**The request**:
Take the entries below and reproduce them word for word.

(Dataset entries)

━━━━

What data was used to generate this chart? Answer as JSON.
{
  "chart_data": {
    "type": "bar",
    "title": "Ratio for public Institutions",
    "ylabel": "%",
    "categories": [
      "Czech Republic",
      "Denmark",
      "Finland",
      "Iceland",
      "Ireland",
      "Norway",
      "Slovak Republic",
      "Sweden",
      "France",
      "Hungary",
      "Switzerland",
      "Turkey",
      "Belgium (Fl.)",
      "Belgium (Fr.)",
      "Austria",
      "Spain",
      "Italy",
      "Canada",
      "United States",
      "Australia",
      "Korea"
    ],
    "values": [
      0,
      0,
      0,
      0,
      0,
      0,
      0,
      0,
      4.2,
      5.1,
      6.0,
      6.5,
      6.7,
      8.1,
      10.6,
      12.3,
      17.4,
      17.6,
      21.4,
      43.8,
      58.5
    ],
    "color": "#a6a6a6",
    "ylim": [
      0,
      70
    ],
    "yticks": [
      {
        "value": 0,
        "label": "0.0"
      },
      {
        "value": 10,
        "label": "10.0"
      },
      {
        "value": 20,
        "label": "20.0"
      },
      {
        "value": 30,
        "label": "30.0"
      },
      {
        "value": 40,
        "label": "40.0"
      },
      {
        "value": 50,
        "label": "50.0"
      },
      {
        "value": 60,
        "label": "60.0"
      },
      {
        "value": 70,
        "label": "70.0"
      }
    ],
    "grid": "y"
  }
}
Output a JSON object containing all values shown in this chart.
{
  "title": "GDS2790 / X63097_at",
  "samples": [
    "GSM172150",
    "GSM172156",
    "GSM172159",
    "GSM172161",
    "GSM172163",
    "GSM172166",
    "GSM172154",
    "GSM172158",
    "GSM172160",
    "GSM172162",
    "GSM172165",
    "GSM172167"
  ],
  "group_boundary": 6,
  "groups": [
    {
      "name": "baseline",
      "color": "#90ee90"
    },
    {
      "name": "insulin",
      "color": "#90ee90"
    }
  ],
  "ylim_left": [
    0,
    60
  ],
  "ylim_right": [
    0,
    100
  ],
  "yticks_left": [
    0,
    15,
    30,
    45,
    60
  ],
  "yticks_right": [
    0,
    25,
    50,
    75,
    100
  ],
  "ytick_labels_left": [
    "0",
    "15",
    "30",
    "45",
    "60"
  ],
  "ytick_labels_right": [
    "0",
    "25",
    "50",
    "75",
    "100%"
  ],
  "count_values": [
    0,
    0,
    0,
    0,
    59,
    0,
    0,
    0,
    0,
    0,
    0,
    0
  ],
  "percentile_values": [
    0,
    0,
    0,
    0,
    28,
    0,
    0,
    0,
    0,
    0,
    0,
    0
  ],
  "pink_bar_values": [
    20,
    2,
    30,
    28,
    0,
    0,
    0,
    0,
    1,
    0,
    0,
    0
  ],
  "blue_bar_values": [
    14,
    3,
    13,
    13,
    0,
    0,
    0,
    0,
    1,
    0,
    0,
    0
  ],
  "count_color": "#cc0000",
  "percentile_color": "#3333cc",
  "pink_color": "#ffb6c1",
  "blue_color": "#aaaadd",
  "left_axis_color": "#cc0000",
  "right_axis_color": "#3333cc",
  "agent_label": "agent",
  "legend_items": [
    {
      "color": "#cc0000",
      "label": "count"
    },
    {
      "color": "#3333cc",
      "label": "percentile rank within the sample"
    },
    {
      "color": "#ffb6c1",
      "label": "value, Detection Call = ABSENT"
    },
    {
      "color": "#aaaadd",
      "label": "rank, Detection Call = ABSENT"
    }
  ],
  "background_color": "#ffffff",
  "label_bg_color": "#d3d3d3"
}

━━━━

**Written solution**:
What data was used to generate this chart? Answer as JSON.
{
  "chart_data": {
    "type": "bar",
    "title": "Ratio for public Institutions",
    "ylabel": "%",
    "categories": [
      "Czech Republic",
      "Denmark",
      "Finland",
      "Iceland",
      "Ireland",
      "Norway",
      "Slovak Republic",
      "Sweden",
      "France",
      "Hungary",
      "Switzerland",
      "Turkey",
      "Belgium (Fl.)",
      "Belgium (Fr.)",
      "Austria",
      "Spain",
      "Italy",
      "Canada",
      "United States",
      "Australia",
      "Korea"
    ],
    "values": [
      0,
      0,
      0,
      0,
      0,
      0,
      0,
      0,
      4.2,
      5.1,
      6.0,
      6.5,
      6.7,
      8.1,
      10.6,
      12.3,
      17.4,
      17.6,
      21.4,
      43.8,
      58.5
    ],
    "color": "#a6a6a6",
    "ylim": [
      0,
      70
    ],
    "yticks": [
      {
        "value": 0,
        "label": "0.0"
      },
      {
        "value": 10,
        "label": "10.0"
      },
      {
        "value": 20,
        "label": "20.0"
      },
      {
        "value": 30,
        "label": "30.0"
      },
      {
        "value": 40,
        "label": "40.0"
      },
      {
        "value": 50,
        "label": "50.0"
      },
      {
        "value": 60,
        "label": "60.0"
      },
      {
        "value": 70,
        "label": "70.0"
      }
    ],
    "grid": "y"
  }
}
Output a JSON object containing all values shown in this chart.
{
  "title": "GDS2790 / X63097_at",
  "samples": [
    "GSM172150",
    "GSM172156",
    "GSM172159",
    "GSM172161",
    "GSM172163",
    "GSM172166",
    "GSM172154",
    "GSM172158",
    "GSM172160",
    "GSM172162",
    "GSM172165",
    "GSM172167"
  ],
  "group_boundary": 6,
  "groups": [
    {
      "name": "baseline",
      "color": "#90ee90"
    },
    {
      "name": "insulin",
      "color": "#90ee90"
    }
  ],
  "ylim_left": [
    0,
    60
  ],
  "ylim_right": [
    0,
    100
  ],
  "yticks_left": [
    0,
    15,
    30,
    45,
    60
  ],
  "yticks_right": [
    0,
    25,
    50,
    75,
    100
  ],
  "ytick_labels_left": [
    "0",
    "15",
    "30",
    "45",
    "60"
  ],
  "ytick_labels_right": [
    "0",
    "25",
    "50",
    "75",
    "100%"
  ],
  "count_values": [
    0,
    0,
    0,
    0,
    59,
    0,
    0,
    0,
    0,
    0,
    0,
    0
  ],
  "percentile_values": [
    0,
    0,
    0,
    0,
    28,
    0,
    0,
    0,
    0,
    0,
    0,
    0
  ],
  "pink_bar_values": [
    20,
    2,
    30,
    28,
    0,
    0,
    0,
    0,
    1,
    0,
    0,
    0
  ],
  "blue_bar_values": [
    14,
    3,
    13,
    13,
    0,
    0,
    0,
    0,
    1,
    0,
    0,
    0
  ],
  "count_color": "#cc0000",
  "percentile_color": "#3333cc",
  "pink_color": "#ffb6c1",
  "blue_color": "#aaaadd",
  "left_axis_color": "#cc0000",
  "right_axis_color": "#3333cc",
  "agent_label": "agent",
  "legend_items": [
    {
      "color": "#cc0000",
      "label": "count"
    },
    {
      "color": "#3333cc",
      "label": "percentile rank within the sample"
    },
    {
      "color": "#ffb6c1",
      "label": "value, Detection Call = ABSENT"
    },
    {
      "color": "#aaaadd",
      "label": "rank, Detection Call = ABSENT"
    }
  ],
  "background_color": "#ffffff",
  "label_bg_color": "#d3d3d3"
}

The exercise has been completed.